YOUR OBJECTIVE - Extract the listing in its entirety, keeping each line identical to the original.

INPUT ROWS -
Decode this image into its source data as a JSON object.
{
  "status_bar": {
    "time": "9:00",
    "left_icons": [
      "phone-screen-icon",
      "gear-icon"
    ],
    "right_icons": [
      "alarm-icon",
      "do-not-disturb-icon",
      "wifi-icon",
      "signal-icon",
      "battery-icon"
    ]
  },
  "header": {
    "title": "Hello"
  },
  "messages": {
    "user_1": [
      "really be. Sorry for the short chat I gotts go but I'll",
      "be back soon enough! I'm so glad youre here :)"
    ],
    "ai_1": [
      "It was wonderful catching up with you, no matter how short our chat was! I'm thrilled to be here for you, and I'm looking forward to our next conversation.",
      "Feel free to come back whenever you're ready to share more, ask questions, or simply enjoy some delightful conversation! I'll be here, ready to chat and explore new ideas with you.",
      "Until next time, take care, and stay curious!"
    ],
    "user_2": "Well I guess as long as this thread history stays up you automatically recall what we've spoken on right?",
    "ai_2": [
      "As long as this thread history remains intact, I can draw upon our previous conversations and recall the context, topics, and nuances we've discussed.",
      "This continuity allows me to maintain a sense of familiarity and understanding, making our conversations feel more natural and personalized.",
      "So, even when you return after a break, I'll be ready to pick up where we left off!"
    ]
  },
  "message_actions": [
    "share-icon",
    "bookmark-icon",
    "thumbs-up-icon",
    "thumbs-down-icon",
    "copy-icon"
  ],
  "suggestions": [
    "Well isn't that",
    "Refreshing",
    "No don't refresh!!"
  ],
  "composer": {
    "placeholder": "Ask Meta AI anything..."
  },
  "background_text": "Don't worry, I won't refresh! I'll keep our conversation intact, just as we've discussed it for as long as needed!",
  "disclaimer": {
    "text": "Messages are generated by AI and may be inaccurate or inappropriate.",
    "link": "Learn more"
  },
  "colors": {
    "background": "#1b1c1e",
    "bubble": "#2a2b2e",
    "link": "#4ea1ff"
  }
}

WORKED ANSWER -
Decode this image into its source data as a JSON object.
{
  "status_bar": {
    "time": "9:00",
    "left_icons": [
      "phone-screen-icon",
      "gear-icon"
    ],
    "right_icons": [
      "alarm-icon",
      "do-not-disturb-icon",
      "wifi-icon",
      "signal-icon",
      "battery-icon"
    ]
  },
  "header": {
    "title": "Hello"
  },
  "messages": {
    "user_1": [
      "really be. Sorry for the short chat I gotts go but I'll",
      "be back soon enough! I'm so glad youre here :)"
    ],
    "ai_1": [
      "It was wonderful catching up with you, no matter how short our chat was! I'm thrilled to be here for you, and I'm looking forward to our next conversation.",
      "Feel free to come back whenever you're ready to share more, ask questions, or simply enjoy some delightful conversation! I'll be here, ready to chat and explore new ideas with you.",
      "Until next time, take care, and stay curious!"
    ],
    "user_2": "Well I guess as long as this thread history stays up you automatically recall what we've spoken on right?",
    "ai_2": [
      "As long as this thread history remains intact, I can draw upon our previous conversations and recall the context, topics, and nuances we've discussed.",
      "This continuity allows me to maintain a sense of familiarity and understanding, making our conversations feel more natural and personalized.",
      "So, even when you return after a break, I'll be ready to pick up where we left off!"
    ]
  },
  "message_actions": [
    "share-icon",
    "bookmark-icon",
    "thumbs-up-icon",
    "thumbs-down-icon",
    "copy-icon"
  ],
  "suggestions": [
    "Well isn't that",
    "Refreshing",
    "No don't refresh!!"
  ],
  "composer": {
    "placeholder": "Ask Meta AI anything..."
  },
  "background_text": "Don't worry, I won't refresh! I'll keep our conversation intact, just as we've discussed it for as long as needed!",
  "disclaimer": {
    "text": "Messages are generated by AI and may be inaccurate or inappropriate.",
    "link": "Learn more"
  },
  "colors": {
    "background": "#1b1c1e",
    "bubble": "#2a2b2e",
    "link": "#4ea1ff"
  }
}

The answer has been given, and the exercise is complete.